EXERCICES:
A. Dans l'extrait sur les chœurs de l'Opéra :
(i) Par quoi l'Opéra cherche-t-il à remplacer ses anciens choristes ?
(ii) Que deviennent ces choristes au bout de très peu de temps ?
(iii) Dans quelles partitions entend-on surtout les charivaris ?
B. Transcrivez fidèlement le passage de l'extrait sur les chœurs de l'Opéra, de « Les chœurs sont » à « déplaire à l’Opéra. ».

EXTRAIT DE PAGE:
= = = = =

Les chœurs sont élevés, eux, d’une autre façon ; afin de n’avoir pas à leur appliquer le pénible système employé pour l’orchestre avec si peu de succès jusqu’à présent, l’Opéra cherche à remplacer ses anciens choristes par des choristes tout formés, c’est-à-dire tout médiocres. Mais ici il dépasse le but, car, au bout de très-peu de temps, ils deviennent pires et abandonnent ainsi la spécialité pour laquelle ils ont été engagés. De là les miraculeux charivaris qu’on entend fréquemment, dans les partitions de Meyerbeer surtout, et qui, seuls capables de tirer le public de sa léthargie, excitent ces cris de réprobation, ces gestes d’épouvante indignée dont l’effet n’est pas médiocre et devrait, au moins sous ce rapport, fortement déplaire à l’Opéra.

= = = = =

JEU D'ENTRÉES:
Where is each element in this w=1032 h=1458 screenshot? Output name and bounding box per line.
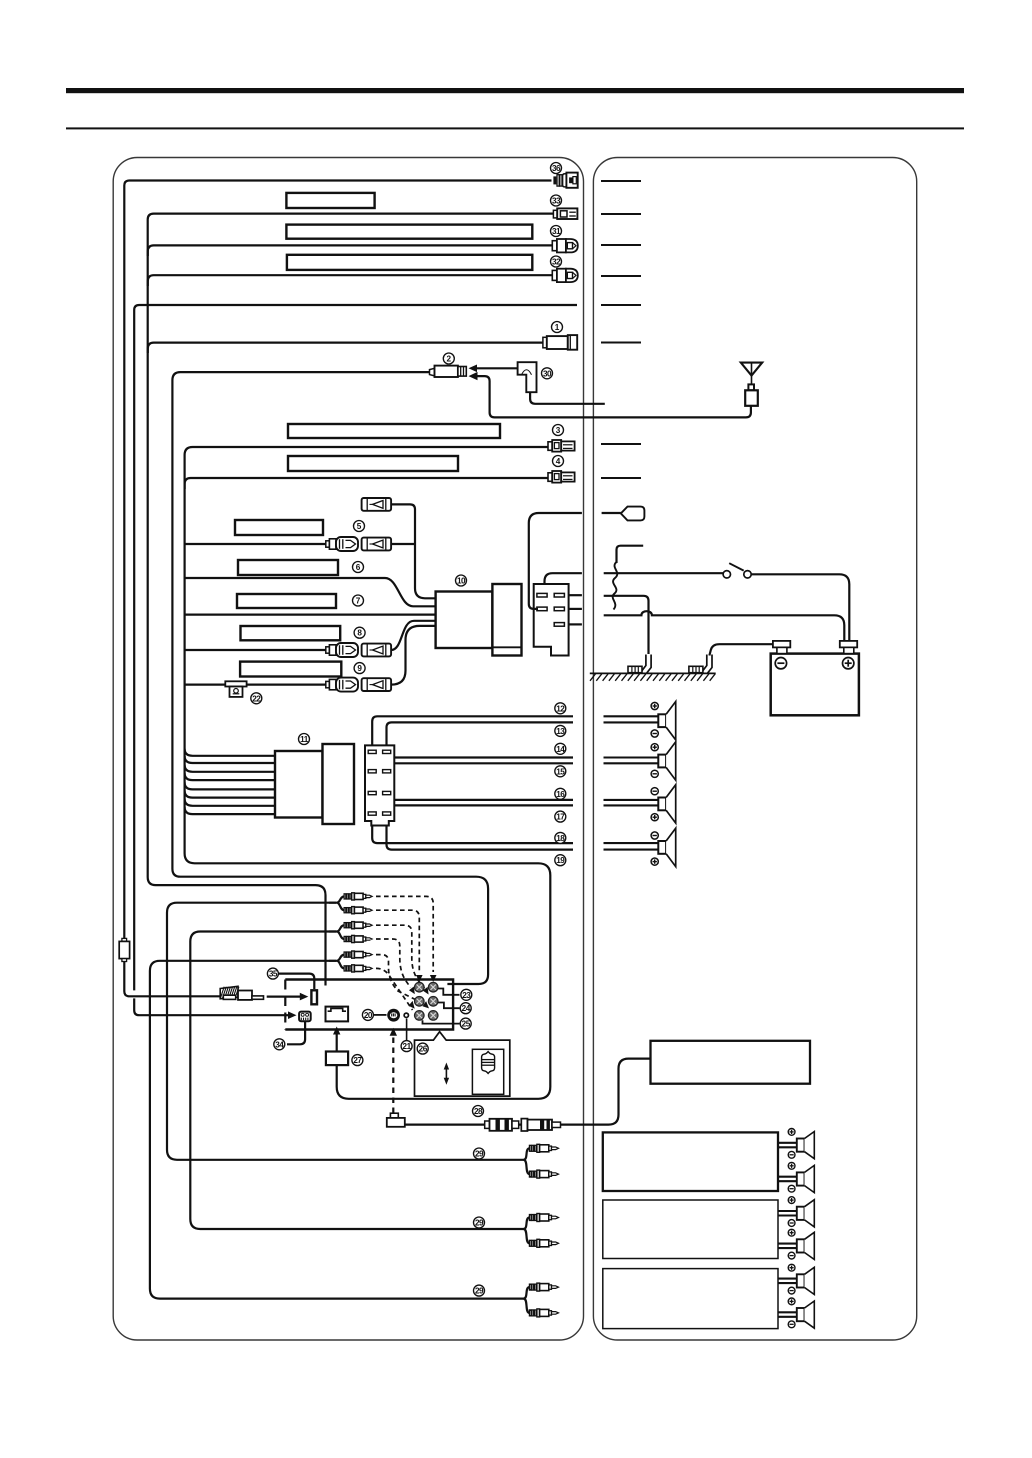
item 34 leader	[287, 1021, 305, 1044]
block 11 harness connector body	[275, 751, 323, 818]
dashed lead pair3 lower to jack R3 left	[376, 968, 413, 1010]
wire 7 lead into block 10	[185, 613, 437, 615]
svg-text:32: 32	[552, 258, 561, 267]
connector pair 5 lower (bullets)	[326, 537, 358, 551]
connector 3	[548, 440, 575, 452]
circled label 20	[362, 1009, 373, 1020]
block 10 power connector body	[436, 592, 493, 649]
svg-text:29: 29	[475, 1150, 484, 1159]
wire 13	[387, 722, 574, 750]
circled label 22	[251, 693, 262, 704]
connector 4	[548, 471, 575, 483]
block 11 harness wire 1	[185, 749, 275, 756]
circled label 32	[551, 256, 562, 267]
svg-text:11: 11	[300, 735, 309, 744]
rectangular socket (item 27 target)	[326, 1007, 349, 1022]
circled label 19	[555, 855, 566, 866]
speaker pin slots	[368, 750, 376, 753]
wire 6 lead into block 10	[185, 578, 437, 606]
dashed lead pair2 lower to jack R2 left	[376, 939, 411, 988]
block 10 mating receptacle outline	[534, 584, 569, 656]
svg-text:21: 21	[403, 1042, 412, 1051]
RCA pair 2 plugs	[344, 922, 372, 929]
svg-text:10: 10	[457, 577, 466, 586]
wire 36 (power antenna lead w/ inline fuse)	[124, 181, 551, 997]
3.5mm jack (item 21 target)	[403, 1012, 409, 1018]
circled label 21	[401, 1041, 412, 1052]
wire 33 lead + long vertical + cable into head unit top	[148, 214, 554, 986]
label box for 8	[241, 626, 341, 640]
amp speaker 2	[778, 1162, 814, 1192]
label box for 9	[240, 662, 341, 677]
amp system box 1	[603, 1132, 778, 1191]
wire 17	[387, 795, 574, 806]
svg-text:18: 18	[556, 834, 565, 843]
svg-text:27: 27	[353, 1056, 362, 1065]
block 11 harness wire 2	[185, 756, 275, 763]
svg-text:28: 28	[474, 1107, 483, 1116]
label box for 6	[238, 560, 338, 575]
item 26 box with pointer notch	[415, 1032, 510, 1096]
label box for 4	[288, 456, 458, 471]
circled label 4	[553, 456, 564, 467]
circled label 35	[267, 968, 278, 979]
wire from item 30 plug down-right (to vehicle antenna cable)	[530, 392, 605, 404]
svg-text:15: 15	[556, 767, 565, 776]
circled label 25	[460, 1018, 471, 1029]
right panel label line 8	[601, 477, 641, 479]
svg-text:35: 35	[269, 970, 278, 979]
circled label 26	[417, 1043, 428, 1054]
bracket to circled 24	[438, 1003, 460, 1009]
item 21 leader	[406, 1019, 408, 1042]
dashed link: plug 28 to jack 21	[392, 1036, 394, 1113]
label box for 33	[286, 193, 374, 208]
wire 3 lead + shared vertical + loop L1 to item 27	[185, 447, 551, 1099]
circled label 17	[555, 811, 566, 822]
battery minus symbol	[775, 658, 786, 669]
circled label 8	[354, 627, 365, 638]
battery minus wire to chassis lug	[709, 644, 777, 655]
circled label 10	[456, 575, 467, 586]
wire 19	[387, 815, 574, 849]
antenna plug on wire 36	[220, 986, 263, 1000]
label box for 7	[237, 594, 336, 608]
RCA cable pair A (to 29 #1)	[167, 903, 524, 1160]
circled label 3	[553, 425, 564, 436]
svg-text:23: 23	[462, 991, 471, 1000]
circled label 5	[354, 521, 365, 532]
item 35 antenna slot on rear panel	[311, 990, 317, 1004]
block 11 harness wire 3	[185, 765, 275, 772]
label box for 5	[235, 520, 323, 535]
wire 16	[372, 795, 573, 800]
circled label 31	[551, 226, 562, 237]
svg-text:30: 30	[543, 369, 552, 378]
speaker rear left (wires 16/17)	[604, 799, 659, 801]
svg-text:16: 16	[556, 790, 565, 799]
vehicle battery	[771, 641, 859, 715]
svg-text:1: 1	[555, 323, 560, 332]
chassis ground lug 2	[689, 655, 712, 674]
circled label 12	[555, 703, 566, 714]
USB drive icon	[482, 1052, 495, 1074]
item 28 inline connectors	[485, 1119, 519, 1131]
battery plus symbol	[843, 658, 854, 669]
label box for 3	[288, 424, 500, 438]
bracket to circled 23	[438, 989, 460, 995]
item 29 cable 1 Y-split and plugs	[524, 1148, 530, 1160]
wire 9 left lead (through fuse holder 22)	[185, 683, 327, 685]
connector 36	[553, 173, 577, 188]
svg-text:17: 17	[556, 813, 565, 822]
connector 2 (antenna jack barrel)	[430, 366, 467, 377]
circled label 36	[551, 163, 562, 174]
connector pair 9 (bullets)	[326, 678, 358, 692]
arrow from 27 box to socket	[336, 1034, 338, 1052]
amp speaker 6	[778, 1298, 814, 1328]
item 27 box	[326, 1052, 348, 1066]
right panel label line 7	[601, 443, 641, 445]
circled label 33	[551, 195, 562, 206]
circled label 14	[555, 743, 566, 754]
svg-text:33: 33	[552, 197, 561, 206]
svg-text:3: 3	[556, 426, 561, 435]
svg-text:25: 25	[462, 1020, 471, 1029]
dashed lead pair1 upper to jack R1 right	[376, 896, 433, 972]
label box for 32	[287, 255, 532, 270]
item 29 cable 2 Y-split and plugs	[524, 1218, 530, 1230]
circled label 1	[552, 322, 563, 333]
circled label 28	[473, 1106, 484, 1117]
wire 32 lead	[148, 275, 553, 286]
svg-text:19: 19	[556, 856, 565, 865]
right panel label line 1	[601, 180, 641, 182]
svg-text:36: 36	[552, 164, 561, 173]
svg-text:8: 8	[357, 629, 362, 638]
RCA cable pair C (to 29 #3)	[150, 961, 524, 1299]
wire 31 lead	[148, 245, 553, 256]
block 11 plug housing	[323, 744, 355, 824]
svg-text:29: 29	[475, 1219, 484, 1228]
circled label 24	[460, 1003, 471, 1014]
circled label 6	[353, 562, 364, 573]
wire 5 left lead	[185, 543, 327, 545]
block 11 harness wire 7	[185, 799, 275, 806]
item 22 fuse holder on wire 9	[225, 681, 246, 697]
circled label 16	[555, 788, 566, 799]
item 20 leader	[374, 1014, 387, 1016]
wire 9 right into block 10	[391, 626, 437, 685]
wire 2 (antenna jack lead) + loop to rear aux (L2)	[172, 372, 488, 984]
connector 33	[553, 208, 577, 219]
svg-text:14: 14	[556, 745, 565, 754]
circled label 30	[542, 368, 553, 379]
connector 31 (spade terminal)	[552, 239, 578, 252]
amp system box 2	[603, 1200, 778, 1259]
wire 305 (bare lead to vehicle) + down to DIN arrow 34	[134, 305, 577, 990]
svg-text:13: 13	[556, 727, 565, 736]
circled label 27	[352, 1055, 363, 1066]
right panel label line 2	[601, 213, 641, 215]
right panel border (vehicle side)	[593, 158, 916, 1341]
head unit rear panel box	[285, 980, 453, 1030]
circled label 2	[443, 353, 454, 364]
dashed lead pair3 upper to jack R3 right	[376, 955, 424, 1004]
chassis ground lug 1	[628, 655, 651, 674]
item 35 leader	[279, 974, 315, 989]
block 11 harness wire 6	[185, 791, 275, 798]
circled label 29	[474, 1148, 485, 1159]
switch blade	[729, 563, 744, 570]
connector 32 (spade terminal)	[552, 269, 578, 282]
connector 1 (antenna socket)	[543, 335, 577, 350]
block 10 receptacle pins	[537, 593, 547, 597]
speaker rear right (wires 18/19)	[604, 842, 659, 844]
svg-text:12: 12	[556, 704, 565, 713]
wire 8 right into block 10	[391, 621, 437, 650]
RCA pair 2 Y-split	[329, 925, 344, 931]
connector pair 8 (bullets)	[326, 643, 358, 657]
block 11 harness wire 8	[185, 807, 275, 814]
svg-text:2: 2	[447, 355, 452, 364]
svg-text:22: 22	[252, 694, 261, 703]
circled label 15	[555, 766, 566, 777]
receptacle pin leads to vehicle	[569, 594, 582, 596]
circled label 18	[555, 832, 566, 843]
RCA pair 3 plugs	[344, 951, 372, 958]
block 11 harness wire 5	[185, 782, 275, 789]
circled label 13	[555, 725, 566, 736]
amp speaker 4	[778, 1229, 814, 1259]
top thick rule	[66, 88, 964, 93]
fused battery lead tag	[602, 512, 621, 514]
firewall squiggle	[613, 562, 618, 610]
circled label 23	[461, 989, 472, 1000]
block 11 harness wire 4	[185, 773, 275, 780]
svg-text:5: 5	[357, 522, 362, 531]
item 29 cable 3 Y-split and plugs	[524, 1287, 530, 1299]
wire 4 lead	[185, 478, 548, 489]
item 30 right-angle antenna adapter plug	[518, 362, 537, 392]
rear RCA jacks (23,24,25)	[415, 982, 425, 992]
circled label 29	[474, 1217, 485, 1228]
wire 5 right: two bullet stubs joined, into block 10	[391, 504, 437, 598]
arrow: antenna cable plugs into connector 2	[469, 372, 478, 380]
wire 18	[372, 815, 573, 843]
item 28 right-angle plug	[387, 1113, 405, 1127]
svg-text:34: 34	[275, 1040, 284, 1049]
circled label 34	[274, 1039, 285, 1050]
circled label 11	[299, 734, 310, 745]
top thin rule	[66, 127, 964, 129]
right panel label line 4	[601, 275, 641, 277]
vehicle antenna symbol	[751, 363, 753, 384]
svg-text:24: 24	[462, 1004, 471, 1013]
external amplifier box (item 28 target)	[651, 1041, 811, 1084]
item 26 inner box	[472, 1049, 503, 1094]
up-down arrow	[445, 1068, 447, 1079]
wire 28 extension to amplifier box	[405, 1059, 651, 1125]
dashed lead pair2 upper to jack R2 right	[376, 925, 425, 988]
constant power wire to battery + (with hop)	[604, 611, 845, 640]
firewall bracket stub	[617, 546, 644, 563]
round DIN connector (item 20 target)	[387, 1009, 400, 1022]
RCA pair 1 Y-split	[329, 896, 344, 902]
svg-text:4: 4	[556, 457, 561, 466]
RCA cable pair B (to 29 #2)	[190, 932, 523, 1230]
amp speaker 3	[778, 1197, 814, 1227]
svg-text:9: 9	[357, 664, 362, 673]
switched power wire through ignition switch to battery +	[604, 572, 723, 574]
svg-text:6: 6	[356, 563, 361, 572]
wire 8 left lead	[185, 649, 327, 651]
label box for 31	[286, 225, 532, 239]
amp speaker 1	[778, 1129, 814, 1159]
wire from pin to fused battery lead (tag)	[529, 513, 582, 609]
svg-text:7: 7	[356, 597, 361, 606]
right panel label line 6	[601, 342, 641, 344]
RCA pair 1 plugs	[344, 893, 372, 900]
speaker front left (wires 12/13)	[604, 715, 659, 717]
circled label 29	[474, 1285, 485, 1296]
speaker front right (wires 14/15)	[604, 756, 659, 758]
arrow: item 30 plugs into connector 2	[477, 367, 518, 369]
wire 14	[372, 758, 573, 770]
wire 1 lead (antenna socket lead)	[148, 343, 544, 353]
svg-text:26: 26	[419, 1045, 428, 1054]
connector pair 5 upper (bullet, spare)	[362, 498, 392, 511]
amp speaker 5	[778, 1264, 814, 1294]
svg-text:31: 31	[552, 227, 561, 236]
RCA pair 3 Y-split	[329, 955, 344, 961]
item: inline fuse on wire 36	[119, 938, 129, 961]
left panel border (head unit cable side)	[113, 158, 583, 1341]
right panel label line 3	[601, 244, 641, 246]
ground wire to chassis lug	[604, 596, 649, 654]
chassis ground hatched strip	[590, 672, 716, 674]
right panel label line 5	[601, 304, 641, 306]
vehicle antenna cable: from arrow at connector 2 down and right to antenna plug	[477, 376, 751, 417]
wire from receptacle top (switched lead)	[545, 573, 582, 585]
bracket to circled 25	[423, 1020, 460, 1023]
wire 15	[387, 763, 574, 769]
circled label 7	[353, 595, 364, 606]
svg-text:20: 20	[364, 1011, 373, 1020]
dashed lead pair1 lower to jack R1 left	[376, 910, 419, 972]
DIN socket (item 34 target)	[299, 1012, 311, 1022]
wire 12	[372, 716, 573, 750]
svg-text:29: 29	[475, 1287, 484, 1296]
block 10 plug housing	[492, 584, 521, 656]
speaker pin connector outline	[365, 745, 394, 825]
circled label 9	[354, 663, 365, 674]
amp system box 3	[603, 1269, 778, 1329]
arrow: antenna plug into slot 35	[267, 995, 301, 997]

= = = = =

CORRIGÉS:
A.
(i) Par des choristes tout formés, c'est-à-dire tout médiocres.
(ii) Ils deviennent pires et abandonnent la spécialité pour laquelle ils ont été engagés.
(iii) Dans les partitions de Meyerbeer.

B.
Les chœurs sont élevés, eux, d’une autre façon ; afin de n’avoir pas à leur appliquer le pénible système employé pour l’orchestre avec si peu de succès jusqu’à présent, l’Opéra cherche à remplacer ses anciens choristes par des choristes tout formés, c’est-à-dire tout médiocres. Mais ici il dépasse le but, car, au bout de très-peu de temps, ils deviennent pires et abandonnent ainsi la spécialité pour laquelle ils ont été engagés. De là les miraculeux charivaris qu’on entend fréquemment, dans les partitions de Meyerbeer surtout, et qui, seuls capables de tirer le public de sa léthargie, excitent ces cris de réprobation, ces gestes d’épouvante indignée dont l’effet n’est pas médiocre et devrait, au moins sous ce rapport, fortement déplaire à l’Opéra.